## DIRECTIONS
Every line of the listing must be reproduced as it stands. Leave the images behind.
# start of RECORDS FOR PROCESSING
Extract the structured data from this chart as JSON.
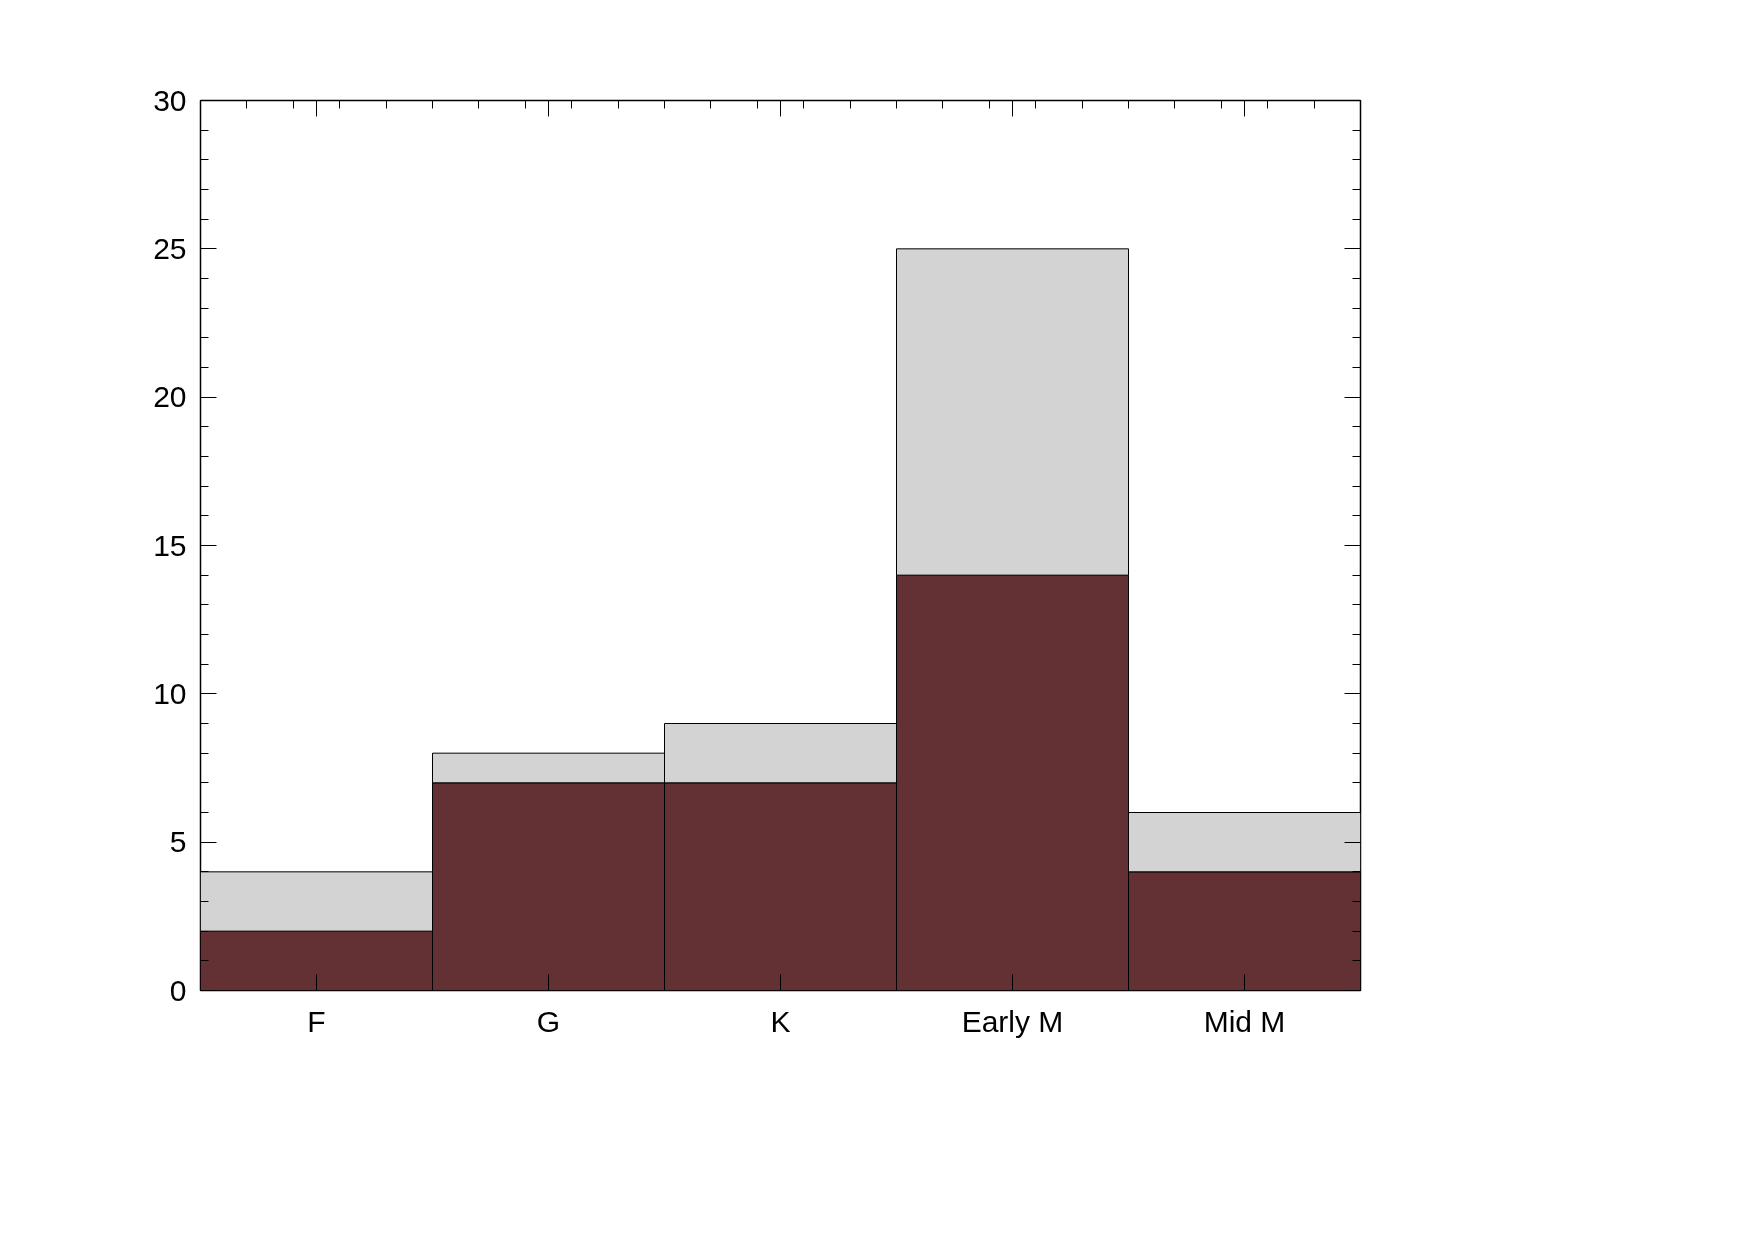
{
  "chart_data": {
    "type": "bar",
    "stacked": true,
    "categories": [
      "F",
      "G",
      "K",
      "Early M",
      "Mid M"
    ],
    "series": [
      {
        "color": "#633033",
        "values": [
          2,
          7,
          7,
          14,
          4
        ]
      },
      {
        "color": "#d3d3d3",
        "values": [
          2,
          1,
          2,
          11,
          2
        ]
      }
    ],
    "ylim": [
      0,
      30
    ],
    "yticks": [
      0,
      5,
      10,
      15,
      20,
      25,
      30
    ],
    "grid": false
  }
}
# end of RECORDS FOR PROCESSING
## ANSWER FOR THIS EXERCISE
Extract the structured data from this chart as JSON.
{
  "chart_data": {
    "type": "bar",
    "stacked": true,
    "categories": [
      "F",
      "G",
      "K",
      "Early M",
      "Mid M"
    ],
    "series": [
      {
        "color": "#633033",
        "values": [
          2,
          7,
          7,
          14,
          4
        ]
      },
      {
        "color": "#d3d3d3",
        "values": [
          2,
          1,
          2,
          11,
          2
        ]
      }
    ],
    "ylim": [
      0,
      30
    ],
    "yticks": [
      0,
      5,
      10,
      15,
      20,
      25,
      30
    ],
    "grid": false
  }
}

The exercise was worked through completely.